*What the exercise asks*
Gather the lines from the material that contain "this".

---- Exercise inputs

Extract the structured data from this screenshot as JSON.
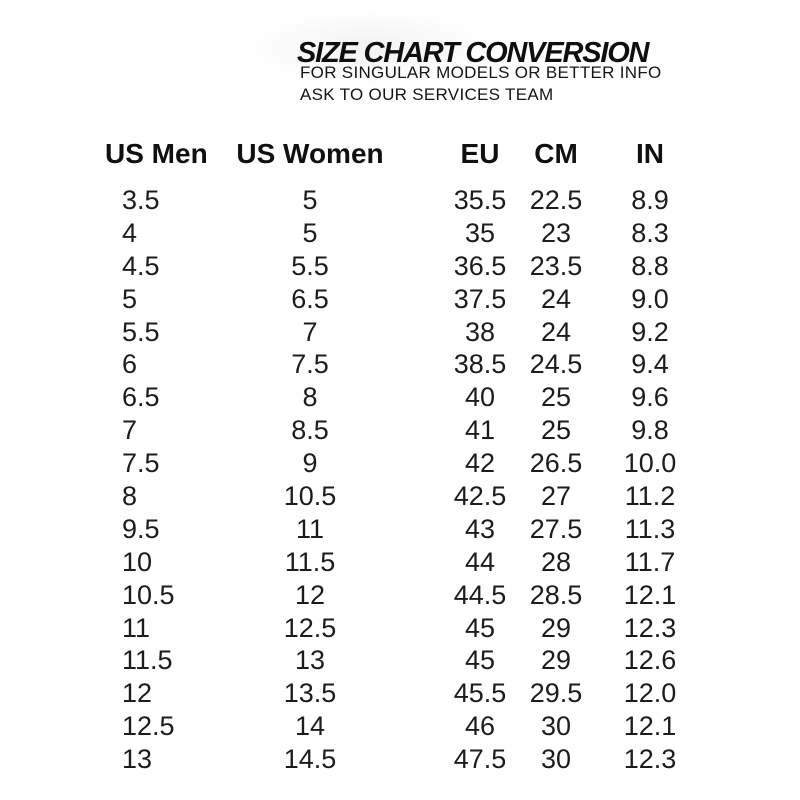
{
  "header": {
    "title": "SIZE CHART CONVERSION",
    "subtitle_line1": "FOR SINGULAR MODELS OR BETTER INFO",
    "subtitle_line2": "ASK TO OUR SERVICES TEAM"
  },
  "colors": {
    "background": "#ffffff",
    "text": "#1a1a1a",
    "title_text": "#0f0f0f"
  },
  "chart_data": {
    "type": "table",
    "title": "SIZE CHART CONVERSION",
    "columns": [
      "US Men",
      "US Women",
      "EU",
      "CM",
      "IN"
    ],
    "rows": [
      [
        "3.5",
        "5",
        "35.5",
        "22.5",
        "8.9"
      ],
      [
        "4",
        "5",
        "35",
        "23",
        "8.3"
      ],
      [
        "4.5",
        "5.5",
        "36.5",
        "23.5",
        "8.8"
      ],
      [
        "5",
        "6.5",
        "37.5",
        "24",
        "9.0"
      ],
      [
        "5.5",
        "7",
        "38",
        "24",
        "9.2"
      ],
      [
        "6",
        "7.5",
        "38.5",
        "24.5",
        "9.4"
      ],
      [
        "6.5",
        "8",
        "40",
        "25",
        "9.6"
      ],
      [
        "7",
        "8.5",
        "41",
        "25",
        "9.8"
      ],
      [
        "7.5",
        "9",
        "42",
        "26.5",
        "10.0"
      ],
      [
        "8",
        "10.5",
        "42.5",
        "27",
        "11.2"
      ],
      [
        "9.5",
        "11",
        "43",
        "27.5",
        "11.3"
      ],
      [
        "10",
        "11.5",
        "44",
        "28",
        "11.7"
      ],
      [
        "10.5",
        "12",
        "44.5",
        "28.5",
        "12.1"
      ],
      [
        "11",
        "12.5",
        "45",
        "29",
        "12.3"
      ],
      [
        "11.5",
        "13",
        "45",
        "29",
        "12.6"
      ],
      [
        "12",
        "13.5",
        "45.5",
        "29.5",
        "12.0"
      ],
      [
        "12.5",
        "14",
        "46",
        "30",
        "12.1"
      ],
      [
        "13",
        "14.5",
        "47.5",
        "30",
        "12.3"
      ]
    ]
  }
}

--------
---- Exercise inputs

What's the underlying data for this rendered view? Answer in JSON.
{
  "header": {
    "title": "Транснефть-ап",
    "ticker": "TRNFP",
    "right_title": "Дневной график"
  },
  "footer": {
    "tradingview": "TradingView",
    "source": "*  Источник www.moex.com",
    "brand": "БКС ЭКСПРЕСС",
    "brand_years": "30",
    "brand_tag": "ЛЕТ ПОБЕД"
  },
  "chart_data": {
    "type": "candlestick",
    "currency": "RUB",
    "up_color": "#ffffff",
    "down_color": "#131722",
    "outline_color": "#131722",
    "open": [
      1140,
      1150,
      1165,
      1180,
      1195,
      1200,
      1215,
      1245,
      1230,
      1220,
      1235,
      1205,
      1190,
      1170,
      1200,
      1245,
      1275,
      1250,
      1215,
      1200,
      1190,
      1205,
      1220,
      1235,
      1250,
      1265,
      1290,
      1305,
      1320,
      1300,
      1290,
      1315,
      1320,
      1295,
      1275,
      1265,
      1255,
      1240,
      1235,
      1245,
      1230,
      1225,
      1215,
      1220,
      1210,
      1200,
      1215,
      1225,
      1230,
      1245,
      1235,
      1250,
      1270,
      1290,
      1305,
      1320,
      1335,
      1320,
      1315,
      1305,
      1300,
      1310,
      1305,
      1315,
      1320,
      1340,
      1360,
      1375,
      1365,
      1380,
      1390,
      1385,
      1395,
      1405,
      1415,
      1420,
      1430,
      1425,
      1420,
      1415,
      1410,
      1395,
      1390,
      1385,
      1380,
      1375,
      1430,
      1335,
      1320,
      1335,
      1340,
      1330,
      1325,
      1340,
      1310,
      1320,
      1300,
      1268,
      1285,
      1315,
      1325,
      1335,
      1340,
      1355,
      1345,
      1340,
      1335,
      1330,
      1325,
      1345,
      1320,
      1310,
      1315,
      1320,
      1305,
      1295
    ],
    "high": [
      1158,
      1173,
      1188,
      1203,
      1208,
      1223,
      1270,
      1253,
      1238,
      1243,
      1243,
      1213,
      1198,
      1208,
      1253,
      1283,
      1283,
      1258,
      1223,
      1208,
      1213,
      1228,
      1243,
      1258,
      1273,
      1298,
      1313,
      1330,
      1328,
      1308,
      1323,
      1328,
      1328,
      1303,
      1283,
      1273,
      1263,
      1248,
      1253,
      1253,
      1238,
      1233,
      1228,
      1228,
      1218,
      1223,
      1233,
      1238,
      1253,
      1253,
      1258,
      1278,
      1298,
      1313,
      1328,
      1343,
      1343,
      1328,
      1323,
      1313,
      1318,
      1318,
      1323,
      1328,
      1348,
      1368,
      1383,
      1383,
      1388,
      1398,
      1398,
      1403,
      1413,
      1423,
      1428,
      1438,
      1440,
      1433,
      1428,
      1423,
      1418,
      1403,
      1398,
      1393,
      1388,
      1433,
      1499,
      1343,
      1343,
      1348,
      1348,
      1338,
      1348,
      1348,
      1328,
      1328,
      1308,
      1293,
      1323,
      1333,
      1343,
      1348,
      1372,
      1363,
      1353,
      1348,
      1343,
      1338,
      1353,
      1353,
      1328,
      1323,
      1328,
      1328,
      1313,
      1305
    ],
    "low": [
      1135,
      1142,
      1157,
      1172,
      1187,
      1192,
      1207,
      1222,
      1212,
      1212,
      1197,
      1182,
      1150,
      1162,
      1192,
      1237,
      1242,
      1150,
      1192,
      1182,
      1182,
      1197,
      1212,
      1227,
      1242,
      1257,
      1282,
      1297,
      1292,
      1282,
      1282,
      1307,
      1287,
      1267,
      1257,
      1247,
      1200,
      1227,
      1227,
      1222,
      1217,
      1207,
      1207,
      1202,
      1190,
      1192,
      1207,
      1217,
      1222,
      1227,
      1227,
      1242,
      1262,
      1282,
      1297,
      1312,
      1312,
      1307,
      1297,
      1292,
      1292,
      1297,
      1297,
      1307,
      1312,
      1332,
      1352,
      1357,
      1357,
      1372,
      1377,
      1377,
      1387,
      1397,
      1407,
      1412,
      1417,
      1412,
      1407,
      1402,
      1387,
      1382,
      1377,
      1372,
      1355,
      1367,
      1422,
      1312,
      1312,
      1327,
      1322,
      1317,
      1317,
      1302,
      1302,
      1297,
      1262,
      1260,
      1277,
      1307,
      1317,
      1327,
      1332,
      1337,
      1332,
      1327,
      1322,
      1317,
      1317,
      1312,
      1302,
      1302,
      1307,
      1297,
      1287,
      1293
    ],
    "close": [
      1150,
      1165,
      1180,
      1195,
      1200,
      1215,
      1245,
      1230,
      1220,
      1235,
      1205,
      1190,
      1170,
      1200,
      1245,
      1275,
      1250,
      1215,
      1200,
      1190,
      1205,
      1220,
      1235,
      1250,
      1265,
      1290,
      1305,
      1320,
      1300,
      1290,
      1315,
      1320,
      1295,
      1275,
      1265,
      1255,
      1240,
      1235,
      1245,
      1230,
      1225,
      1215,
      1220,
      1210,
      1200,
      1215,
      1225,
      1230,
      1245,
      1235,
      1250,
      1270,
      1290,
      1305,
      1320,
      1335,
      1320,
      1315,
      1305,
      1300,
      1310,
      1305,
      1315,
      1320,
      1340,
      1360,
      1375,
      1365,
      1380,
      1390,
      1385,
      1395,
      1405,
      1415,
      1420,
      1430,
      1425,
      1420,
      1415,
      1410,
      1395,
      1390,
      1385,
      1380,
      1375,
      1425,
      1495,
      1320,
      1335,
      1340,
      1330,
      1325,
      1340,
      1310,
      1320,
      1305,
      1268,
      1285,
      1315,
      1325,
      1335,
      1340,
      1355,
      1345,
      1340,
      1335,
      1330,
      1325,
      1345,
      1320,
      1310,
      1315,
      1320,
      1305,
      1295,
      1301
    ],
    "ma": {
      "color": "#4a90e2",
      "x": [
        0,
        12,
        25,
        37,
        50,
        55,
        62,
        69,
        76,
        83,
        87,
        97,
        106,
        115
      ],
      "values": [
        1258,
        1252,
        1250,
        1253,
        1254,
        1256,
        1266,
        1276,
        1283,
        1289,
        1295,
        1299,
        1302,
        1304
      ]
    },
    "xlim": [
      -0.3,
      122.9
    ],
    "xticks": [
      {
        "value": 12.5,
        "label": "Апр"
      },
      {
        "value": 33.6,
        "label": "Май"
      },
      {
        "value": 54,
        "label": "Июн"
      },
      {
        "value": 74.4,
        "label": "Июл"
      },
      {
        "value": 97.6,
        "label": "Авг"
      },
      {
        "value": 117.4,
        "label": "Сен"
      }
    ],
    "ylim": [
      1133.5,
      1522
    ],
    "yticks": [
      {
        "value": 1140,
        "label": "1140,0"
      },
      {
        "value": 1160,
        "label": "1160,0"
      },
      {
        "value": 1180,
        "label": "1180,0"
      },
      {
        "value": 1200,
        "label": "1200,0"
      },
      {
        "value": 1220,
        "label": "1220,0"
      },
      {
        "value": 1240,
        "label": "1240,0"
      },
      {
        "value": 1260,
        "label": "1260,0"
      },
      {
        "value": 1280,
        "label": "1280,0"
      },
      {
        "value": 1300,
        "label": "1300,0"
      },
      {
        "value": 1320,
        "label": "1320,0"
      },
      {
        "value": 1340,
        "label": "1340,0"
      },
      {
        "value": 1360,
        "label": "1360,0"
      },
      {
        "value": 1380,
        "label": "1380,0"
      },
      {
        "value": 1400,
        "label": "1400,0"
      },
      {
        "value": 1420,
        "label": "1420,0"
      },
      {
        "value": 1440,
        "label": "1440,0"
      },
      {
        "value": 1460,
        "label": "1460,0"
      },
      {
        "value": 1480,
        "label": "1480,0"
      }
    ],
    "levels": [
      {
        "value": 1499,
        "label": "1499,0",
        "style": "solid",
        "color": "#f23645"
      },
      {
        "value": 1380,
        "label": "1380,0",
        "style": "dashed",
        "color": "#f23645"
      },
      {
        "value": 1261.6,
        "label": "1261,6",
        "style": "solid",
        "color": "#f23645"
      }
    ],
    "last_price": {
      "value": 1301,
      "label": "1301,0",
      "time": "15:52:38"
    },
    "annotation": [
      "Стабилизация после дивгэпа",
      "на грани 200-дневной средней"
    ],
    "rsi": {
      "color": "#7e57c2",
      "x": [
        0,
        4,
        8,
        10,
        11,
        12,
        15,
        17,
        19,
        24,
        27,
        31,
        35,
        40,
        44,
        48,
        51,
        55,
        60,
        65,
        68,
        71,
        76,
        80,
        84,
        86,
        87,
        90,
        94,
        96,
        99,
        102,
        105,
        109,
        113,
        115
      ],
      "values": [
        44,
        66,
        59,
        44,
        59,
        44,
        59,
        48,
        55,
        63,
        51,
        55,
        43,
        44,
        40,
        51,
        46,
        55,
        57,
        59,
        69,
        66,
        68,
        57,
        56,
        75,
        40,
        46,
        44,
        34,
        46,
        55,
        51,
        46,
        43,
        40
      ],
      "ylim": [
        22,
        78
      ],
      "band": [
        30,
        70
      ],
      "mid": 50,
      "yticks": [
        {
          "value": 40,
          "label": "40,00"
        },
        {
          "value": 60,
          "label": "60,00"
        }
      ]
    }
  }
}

--------

*Reply to the exercise*
Extract the structured data from this screenshot as JSON.
What's the underlying data for this rendered view? Answer in JSON.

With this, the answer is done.